[TASK TO COMPLETE]
Check each line of the records below for the word "валюте" and copy those where it appears.

[MATERIAL SUPPLIED]
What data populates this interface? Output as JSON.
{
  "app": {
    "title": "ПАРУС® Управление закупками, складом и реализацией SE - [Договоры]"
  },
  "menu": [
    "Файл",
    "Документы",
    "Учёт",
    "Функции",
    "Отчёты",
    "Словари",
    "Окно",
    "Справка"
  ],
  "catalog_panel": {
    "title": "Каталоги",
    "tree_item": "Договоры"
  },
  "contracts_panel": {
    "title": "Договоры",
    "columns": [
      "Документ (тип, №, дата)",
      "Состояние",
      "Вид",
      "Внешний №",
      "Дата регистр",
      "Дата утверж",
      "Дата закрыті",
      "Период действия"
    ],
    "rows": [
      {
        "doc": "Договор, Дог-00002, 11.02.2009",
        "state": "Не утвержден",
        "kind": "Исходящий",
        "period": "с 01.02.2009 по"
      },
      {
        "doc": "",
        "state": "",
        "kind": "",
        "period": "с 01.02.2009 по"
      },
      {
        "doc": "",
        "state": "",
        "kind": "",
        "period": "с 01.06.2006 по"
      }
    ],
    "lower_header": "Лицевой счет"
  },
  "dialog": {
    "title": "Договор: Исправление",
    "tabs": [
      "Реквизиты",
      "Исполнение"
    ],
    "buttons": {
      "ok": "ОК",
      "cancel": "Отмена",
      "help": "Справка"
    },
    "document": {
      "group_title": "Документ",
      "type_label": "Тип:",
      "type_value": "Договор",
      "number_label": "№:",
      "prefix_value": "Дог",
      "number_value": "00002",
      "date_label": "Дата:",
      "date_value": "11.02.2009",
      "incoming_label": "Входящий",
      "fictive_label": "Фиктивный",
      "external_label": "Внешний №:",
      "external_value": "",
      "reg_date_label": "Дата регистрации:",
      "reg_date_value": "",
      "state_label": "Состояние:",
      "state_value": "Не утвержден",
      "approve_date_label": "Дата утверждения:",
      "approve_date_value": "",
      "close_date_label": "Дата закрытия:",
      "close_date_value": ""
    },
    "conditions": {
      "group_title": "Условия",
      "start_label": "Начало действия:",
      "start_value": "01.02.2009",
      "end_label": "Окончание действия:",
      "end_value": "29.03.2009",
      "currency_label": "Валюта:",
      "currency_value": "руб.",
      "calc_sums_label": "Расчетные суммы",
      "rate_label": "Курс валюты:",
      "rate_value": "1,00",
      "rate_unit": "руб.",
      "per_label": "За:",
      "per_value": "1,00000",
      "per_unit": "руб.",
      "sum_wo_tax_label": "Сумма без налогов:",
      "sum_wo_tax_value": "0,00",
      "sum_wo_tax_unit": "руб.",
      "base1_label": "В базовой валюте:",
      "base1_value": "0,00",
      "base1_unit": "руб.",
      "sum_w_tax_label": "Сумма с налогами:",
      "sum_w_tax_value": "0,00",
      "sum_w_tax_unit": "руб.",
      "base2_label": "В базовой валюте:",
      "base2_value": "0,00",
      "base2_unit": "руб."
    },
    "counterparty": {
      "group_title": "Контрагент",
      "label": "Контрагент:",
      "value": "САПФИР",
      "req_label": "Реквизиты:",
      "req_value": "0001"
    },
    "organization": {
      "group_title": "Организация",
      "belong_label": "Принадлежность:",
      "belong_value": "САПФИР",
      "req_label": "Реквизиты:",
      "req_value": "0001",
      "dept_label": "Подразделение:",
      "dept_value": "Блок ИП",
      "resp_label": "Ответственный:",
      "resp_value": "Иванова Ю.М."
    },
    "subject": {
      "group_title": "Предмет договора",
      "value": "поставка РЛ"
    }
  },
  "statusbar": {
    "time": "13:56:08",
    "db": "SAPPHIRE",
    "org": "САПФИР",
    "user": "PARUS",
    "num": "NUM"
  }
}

[REPLY]
      "base1_label": "В базовой валюте:",
      "base2_label": "В базовой валюте:",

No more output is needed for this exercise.